Task to carry out –
Skip all pictures, then print the remaining material exactly.

────────────────────

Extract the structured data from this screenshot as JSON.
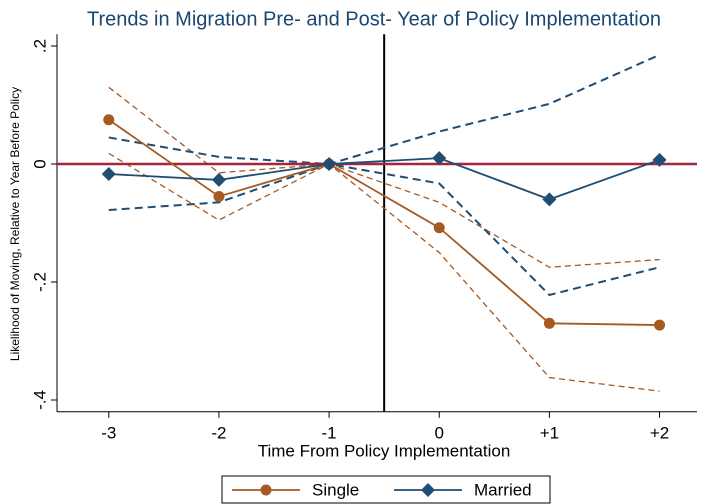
{
  "chart_data": {
    "type": "line",
    "title": "Trends in Migration Pre- and Post- Year of Policy Implementation",
    "x_label": "Time From Policy Implementation",
    "y_label": "Likelihood of Moving, Relative to Year Before Policy",
    "x": [
      -3,
      -2,
      -1,
      0,
      1,
      2
    ],
    "xlim": [
      -3.47,
      2.34
    ],
    "xticks": [
      -3,
      -2,
      -1,
      0,
      {
        "value": 1,
        "label": "+1"
      },
      {
        "value": 2,
        "label": "+2"
      }
    ],
    "ylim": [
      -0.42,
      0.22
    ],
    "yticks": [
      {
        "value": 0.2,
        "label": ".2"
      },
      0,
      {
        "value": -0.2,
        "label": "-.2"
      },
      {
        "value": -0.4,
        "label": "-.4"
      }
    ],
    "hline": 0,
    "hline_color": "#a3263c",
    "vline": -0.5,
    "vline_color": "#000000",
    "series": [
      {
        "name": "Single",
        "color": "#a65a22",
        "marker": "circle",
        "values": [
          0.075,
          -0.055,
          0,
          -0.108,
          -0.27,
          -0.273
        ],
        "ci_upper": [
          0.13,
          -0.015,
          0,
          -0.065,
          -0.175,
          -0.162
        ],
        "ci_lower": [
          0.018,
          -0.095,
          0,
          -0.15,
          -0.362,
          -0.385
        ]
      },
      {
        "name": "Married",
        "color": "#1f4d73",
        "marker": "diamond",
        "values": [
          -0.017,
          -0.027,
          0,
          0.01,
          -0.06,
          0.007
        ],
        "ci_upper": [
          0.045,
          0.012,
          0,
          0.055,
          0.102,
          0.185
        ],
        "ci_lower": [
          -0.078,
          -0.065,
          0,
          -0.033,
          -0.222,
          -0.175
        ]
      }
    ]
  }
}
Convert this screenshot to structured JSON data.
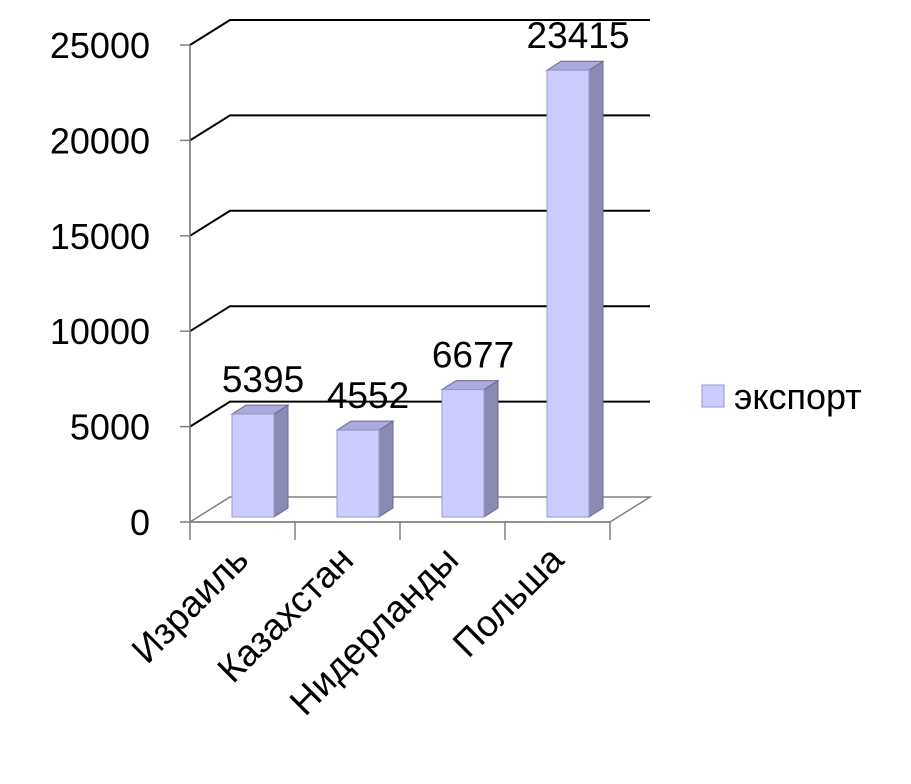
{
  "chart_data": {
    "type": "bar",
    "categories": [
      "Израиль",
      "Казахстан",
      "Нидерланды",
      "Польша"
    ],
    "series": [
      {
        "name": "экспорт",
        "values": [
          5395,
          4552,
          6677,
          23415
        ]
      }
    ],
    "data_labels": [
      "5395",
      "4552",
      "6677",
      "23415"
    ],
    "yticks": [
      "0",
      "5000",
      "10000",
      "15000",
      "20000",
      "25000"
    ],
    "ylim": [
      0,
      25000
    ],
    "grid": true,
    "legend_position": "right",
    "style_3d": true,
    "colors": {
      "bar_front": "#ccccff",
      "bar_side": "#8a8ab4",
      "bar_top": "#aaaadd",
      "grid": "#000000",
      "legend_swatch": "#ccccff"
    }
  }
}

────────────────────

Result of this exercise –
Extract the structured data from this screenshot as JSON.
{
  "chart_data": {
    "type": "line",
    "title": "Trends in Migration Pre- and Post- Year of Policy Implementation",
    "x_label": "Time From Policy Implementation",
    "y_label": "Likelihood of Moving, Relative to Year Before Policy",
    "x": [
      -3,
      -2,
      -1,
      0,
      1,
      2
    ],
    "xlim": [
      -3.47,
      2.34
    ],
    "xticks": [
      -3,
      -2,
      -1,
      0,
      {
        "value": 1,
        "label": "+1"
      },
      {
        "value": 2,
        "label": "+2"
      }
    ],
    "ylim": [
      -0.42,
      0.22
    ],
    "yticks": [
      {
        "value": 0.2,
        "label": ".2"
      },
      0,
      {
        "value": -0.2,
        "label": "-.2"
      },
      {
        "value": -0.4,
        "label": "-.4"
      }
    ],
    "hline": 0,
    "hline_color": "#a3263c",
    "vline": -0.5,
    "vline_color": "#000000",
    "series": [
      {
        "name": "Single",
        "color": "#a65a22",
        "marker": "circle",
        "values": [
          0.075,
          -0.055,
          0,
          -0.108,
          -0.27,
          -0.273
        ],
        "ci_upper": [
          0.13,
          -0.015,
          0,
          -0.065,
          -0.175,
          -0.162
        ],
        "ci_lower": [
          0.018,
          -0.095,
          0,
          -0.15,
          -0.362,
          -0.385
        ]
      },
      {
        "name": "Married",
        "color": "#1f4d73",
        "marker": "diamond",
        "values": [
          -0.017,
          -0.027,
          0,
          0.01,
          -0.06,
          0.007
        ],
        "ci_upper": [
          0.045,
          0.012,
          0,
          0.055,
          0.102,
          0.185
        ],
        "ci_lower": [
          -0.078,
          -0.065,
          0,
          -0.033,
          -0.222,
          -0.175
        ]
      }
    ]
  }
}
Convert this screenshot to structured JSON data.
{
  "chart_data": {
    "type": "bar",
    "categories": [
      "Израиль",
      "Казахстан",
      "Нидерланды",
      "Польша"
    ],
    "series": [
      {
        "name": "экспорт",
        "values": [
          5395,
          4552,
          6677,
          23415
        ]
      }
    ],
    "data_labels": [
      "5395",
      "4552",
      "6677",
      "23415"
    ],
    "yticks": [
      "0",
      "5000",
      "10000",
      "15000",
      "20000",
      "25000"
    ],
    "ylim": [
      0,
      25000
    ],
    "grid": true,
    "legend_position": "right",
    "style_3d": true,
    "colors": {
      "bar_front": "#ccccff",
      "bar_side": "#8a8ab4",
      "bar_top": "#aaaadd",
      "grid": "#000000",
      "legend_swatch": "#ccccff"
    }
  }
}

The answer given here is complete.